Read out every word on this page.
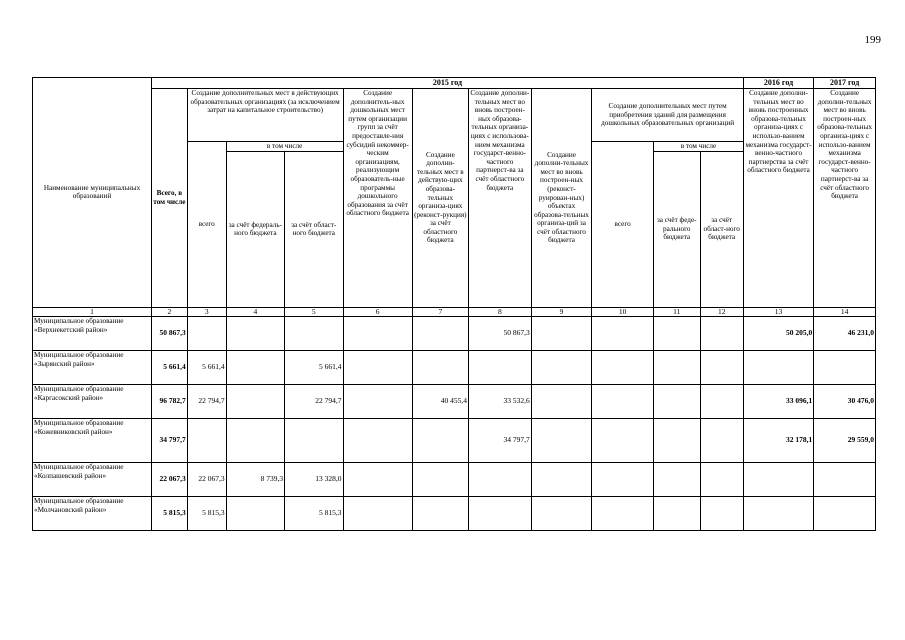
199
Наименование муниципальных образований	2015 год											2016 год	2017 год
	Всего, в том числе	Создание дополнительных мест в действующих образовательных организациях (за исключением затрат на капитальное строительство)			Создание дополнитель-ных дошкольных мест путем организации групп за счёт предоставле-ния субсидий некоммер-ческим организациям, реализующим образователь-ные программы дошкольного образования за счёт областного бюджета	Создание дополни-тельных мест в действую-щих образова-тельных организа-циях (реконст-рукция) за счёт областного бюджета	Создание дополни-тельных мест во вновь построен-ных образова-тельных организа-циях с использова-нием механизма государст-венно-частного партнерст-ва за счёт областного бюджета	Создание дополни-тельных мест во вновь построен-ных (реконст-руирован-ных) объектах образова-тельных организа-ций за счёт областного бюджета	Создание дополнительных мест путем приобретения зданий для размещения дошкольных образовательных организаций			Создание дополни-тельных мест во вновь построенных образова-тельных организа-циях с использо-ванием механизма государст-венно-частного партнерства за счёт областного бюджета	Создание дополни-тельных мест во вновь построен-ных образова-тельных организа-циях с использо-ванием механизма государст-венно-частного партнерст-ва за счёт областного бюджета
		всего	в том числе						всего	в том числе			
			за счёт федераль-ного бюджета	за счёт област-ного бюджета						за счёт феде-рального бюджета	за счёт област-ного бюджета		
1	2	3	4	5	6	7	8	9	10	11	12	13	14
Муниципальное образование «Верхнекетский район»	50 867,3						50 867,3					50 205,0	46 231,0
Муниципальное образование «Зырянский район»	5 661,4	5 661,4		5 661,4									
Муниципальное образование «Каргасокский район»	96 782,7	22 794,7		22 794,7		40 455,4	33 532,6					33 096,1	30 476,0
Муниципальное образование «Кожевниковский район»	34 797,7						34 797,7					32 178,1	29 559,0
Муниципальное образование «Колпашевский район»	22 067,3	22 067,3	8 739,3	13 328,0									
Муниципальное образование «Молчановский район»	5 815,3	5 815,3		5 815,3									
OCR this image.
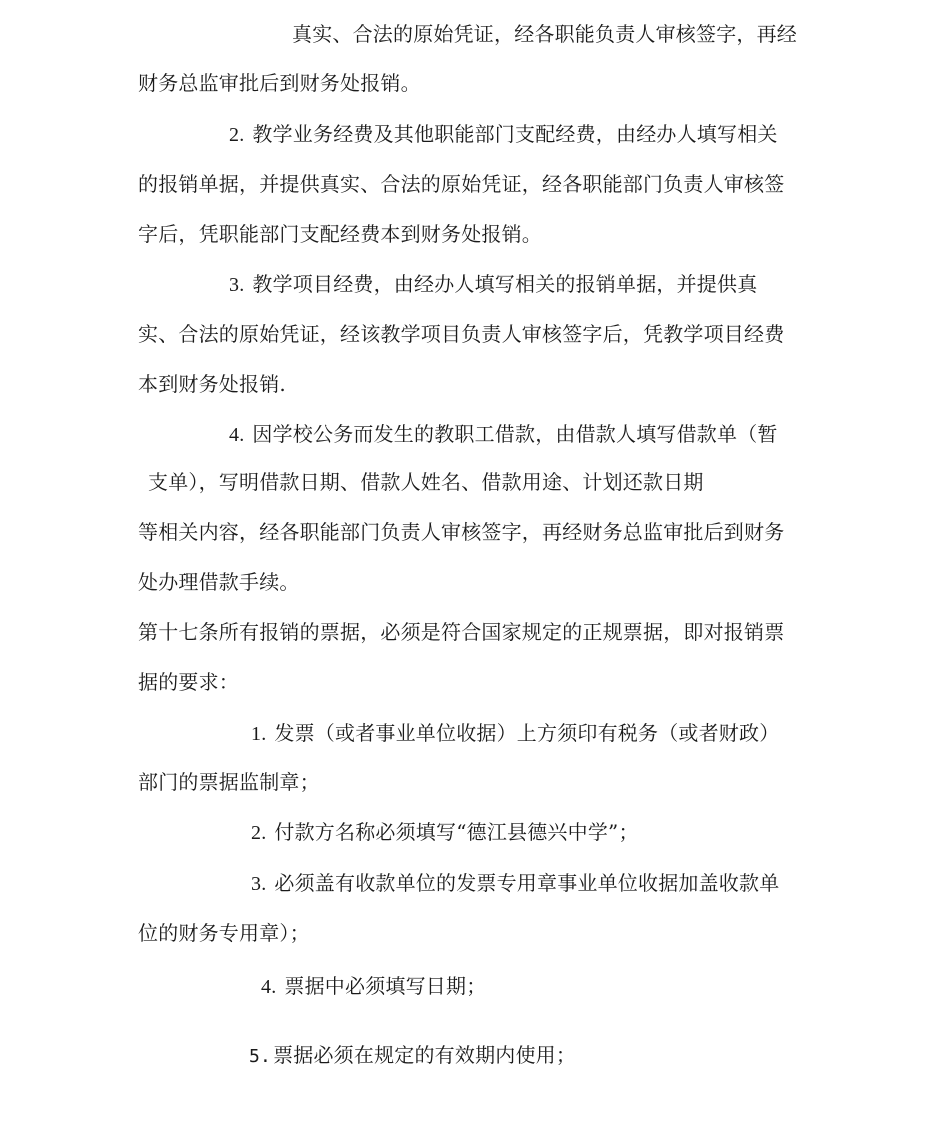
真实、合法的原始凭证，经各职能负责人审核签字，再经
财务总监审批后到财务处报销。
2. 教学业务经费及其他职能部门支配经费，由经办人填写相关
的报销单据，并提供真实、合法的原始凭证，经各职能部门负责人审核签
字后，凭职能部门支配经费本到财务处报销。
3. 教学项目经费，由经办人填写相关的报销单据，并提供真
实、合法的原始凭证，经该教学项目负责人审核签字后，凭教学项目经费
本到财务处报销.
4. 因学校公务而发生的教职工借款，由借款人填写借款单（暂
支单），写明借款日期、借款人姓名、借款用途、计划还款日期
等相关内容，经各职能部门负责人审核签字，再经财务总监审批后到财务
处办理借款手续。
第十七条所有报销的票据，必须是符合国家规定的正规票据，即对报销票
据的要求：
1. 发票（或者事业单位收据）上方须印有税务（或者财政）
部门的票据监制章；
2. 付款方名称必须填写“德江县德兴中学”；
3. 必须盖有收款单位的发票专用章事业单位收据加盖收款单
位的财务专用章）；
4. 票据中必须填写日期；
5. 票据必须在规定的有效期内使用；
★ ★ ★ ★ ★
◆ **WHAT IS ASKED**:
Output all of the records exactly as they appear above, but not the pictures.

◆ **RESPONSE TO THIS TASK**:
Read out every word on this page.
199
Наименование муниципальных образований	2015 год											2016 год	2017 год
	Всего, в том числе	Создание дополнительных мест в действующих образовательных организациях (за исключением затрат на капитальное строительство)			Создание дополнитель-ных дошкольных мест путем организации групп за счёт предоставле-ния субсидий некоммер-ческим организациям, реализующим образователь-ные программы дошкольного образования за счёт областного бюджета	Создание дополни-тельных мест в действую-щих образова-тельных организа-циях (реконст-рукция) за счёт областного бюджета	Создание дополни-тельных мест во вновь построен-ных образова-тельных организа-циях с использова-нием механизма государст-венно-частного партнерст-ва за счёт областного бюджета	Создание дополни-тельных мест во вновь построен-ных (реконст-руирован-ных) объектах образова-тельных организа-ций за счёт областного бюджета	Создание дополнительных мест путем приобретения зданий для размещения дошкольных образовательных организаций			Создание дополни-тельных мест во вновь построенных образова-тельных организа-циях с использо-ванием механизма государст-венно-частного партнерства за счёт областного бюджета	Создание дополни-тельных мест во вновь построен-ных образова-тельных организа-циях с использо-ванием механизма государст-венно-частного партнерст-ва за счёт областного бюджета
		всего	в том числе						всего	в том числе			
			за счёт федераль-ного бюджета	за счёт област-ного бюджета						за счёт феде-рального бюджета	за счёт област-ного бюджета		
1	2	3	4	5	6	7	8	9	10	11	12	13	14
Муниципальное образование «Верхнекетский район»	50 867,3						50 867,3					50 205,0	46 231,0
Муниципальное образование «Зырянский район»	5 661,4	5 661,4		5 661,4									
Муниципальное образование «Каргасокский район»	96 782,7	22 794,7		22 794,7		40 455,4	33 532,6					33 096,1	30 476,0
Муниципальное образование «Кожевниковский район»	34 797,7						34 797,7					32 178,1	29 559,0
Муниципальное образование «Колпашевский район»	22 067,3	22 067,3	8 739,3	13 328,0									
Муниципальное образование «Молчановский район»	5 815,3	5 815,3		5 815,3									
OCR this image.
真实、合法的原始凭证，经各职能负责人审核签字，再经
财务总监审批后到财务处报销。
2. 教学业务经费及其他职能部门支配经费，由经办人填写相关
的报销单据，并提供真实、合法的原始凭证，经各职能部门负责人审核签
字后，凭职能部门支配经费本到财务处报销。
3. 教学项目经费，由经办人填写相关的报销单据，并提供真
实、合法的原始凭证，经该教学项目负责人审核签字后，凭教学项目经费
本到财务处报销.
4. 因学校公务而发生的教职工借款，由借款人填写借款单（暂
支单），写明借款日期、借款人姓名、借款用途、计划还款日期
等相关内容，经各职能部门负责人审核签字，再经财务总监审批后到财务
处办理借款手续。
第十七条所有报销的票据，必须是符合国家规定的正规票据，即对报销票
据的要求：
1. 发票（或者事业单位收据）上方须印有税务（或者财政）
部门的票据监制章；
2. 付款方名称必须填写“德江县德兴中学”；
3. 必须盖有收款单位的发票专用章事业单位收据加盖收款单
位的财务专用章）；
4. 票据中必须填写日期；
5. 票据必须在规定的有效期内使用；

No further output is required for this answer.